• [REQUIREMENTS]:
Copy the items verbatim, starting from the first line and continuing through the line that contains "fields-list: Ab Title", including both of those lines.
* * * * *
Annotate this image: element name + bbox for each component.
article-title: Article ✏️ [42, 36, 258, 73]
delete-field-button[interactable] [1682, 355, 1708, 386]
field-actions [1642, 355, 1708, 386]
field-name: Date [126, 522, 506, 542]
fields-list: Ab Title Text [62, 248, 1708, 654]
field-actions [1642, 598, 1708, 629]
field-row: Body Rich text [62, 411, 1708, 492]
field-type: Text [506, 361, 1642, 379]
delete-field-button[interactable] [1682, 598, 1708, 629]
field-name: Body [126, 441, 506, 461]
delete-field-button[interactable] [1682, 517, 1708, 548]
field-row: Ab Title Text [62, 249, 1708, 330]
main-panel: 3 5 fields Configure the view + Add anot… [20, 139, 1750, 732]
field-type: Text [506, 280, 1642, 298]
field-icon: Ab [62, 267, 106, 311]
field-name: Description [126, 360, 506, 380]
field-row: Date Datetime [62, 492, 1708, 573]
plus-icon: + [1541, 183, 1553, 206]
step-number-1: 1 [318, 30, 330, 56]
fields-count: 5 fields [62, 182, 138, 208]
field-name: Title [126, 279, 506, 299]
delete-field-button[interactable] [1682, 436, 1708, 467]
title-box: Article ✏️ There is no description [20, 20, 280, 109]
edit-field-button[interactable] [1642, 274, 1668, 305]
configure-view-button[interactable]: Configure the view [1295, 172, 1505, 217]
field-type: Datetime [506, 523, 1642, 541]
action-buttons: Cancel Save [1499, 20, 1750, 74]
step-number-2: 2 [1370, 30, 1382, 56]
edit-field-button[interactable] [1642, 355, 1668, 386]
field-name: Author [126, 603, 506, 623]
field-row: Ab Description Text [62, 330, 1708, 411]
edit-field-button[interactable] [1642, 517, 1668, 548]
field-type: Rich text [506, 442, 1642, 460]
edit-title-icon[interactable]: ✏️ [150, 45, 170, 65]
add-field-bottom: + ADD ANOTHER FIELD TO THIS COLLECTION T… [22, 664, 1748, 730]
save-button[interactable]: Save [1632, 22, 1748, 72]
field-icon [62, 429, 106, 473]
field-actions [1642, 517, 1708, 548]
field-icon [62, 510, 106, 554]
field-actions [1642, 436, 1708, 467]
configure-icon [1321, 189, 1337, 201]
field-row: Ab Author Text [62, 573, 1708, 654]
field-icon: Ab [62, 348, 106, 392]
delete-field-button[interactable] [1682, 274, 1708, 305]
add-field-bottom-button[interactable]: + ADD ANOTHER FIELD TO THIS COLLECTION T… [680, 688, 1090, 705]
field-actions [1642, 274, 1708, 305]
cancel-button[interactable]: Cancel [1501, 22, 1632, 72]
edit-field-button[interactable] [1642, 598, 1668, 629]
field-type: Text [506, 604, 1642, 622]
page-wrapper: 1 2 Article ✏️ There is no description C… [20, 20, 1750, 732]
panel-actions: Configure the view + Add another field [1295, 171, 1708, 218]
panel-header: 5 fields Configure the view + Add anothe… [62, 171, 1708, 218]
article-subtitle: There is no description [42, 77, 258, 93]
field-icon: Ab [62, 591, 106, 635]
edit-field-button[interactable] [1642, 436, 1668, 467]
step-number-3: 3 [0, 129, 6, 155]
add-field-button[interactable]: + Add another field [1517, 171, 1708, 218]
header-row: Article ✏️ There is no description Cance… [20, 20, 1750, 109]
* * * * *
• [RESULT BELOW]:
Annotate this image: element name + bbox for each component.
article-title: Article ✏️ [42, 36, 258, 73]
delete-field-button[interactable] [1682, 355, 1708, 386]
field-actions [1642, 355, 1708, 386]
field-name: Date [126, 522, 506, 542]
fields-list: Ab Title Text [62, 248, 1708, 654]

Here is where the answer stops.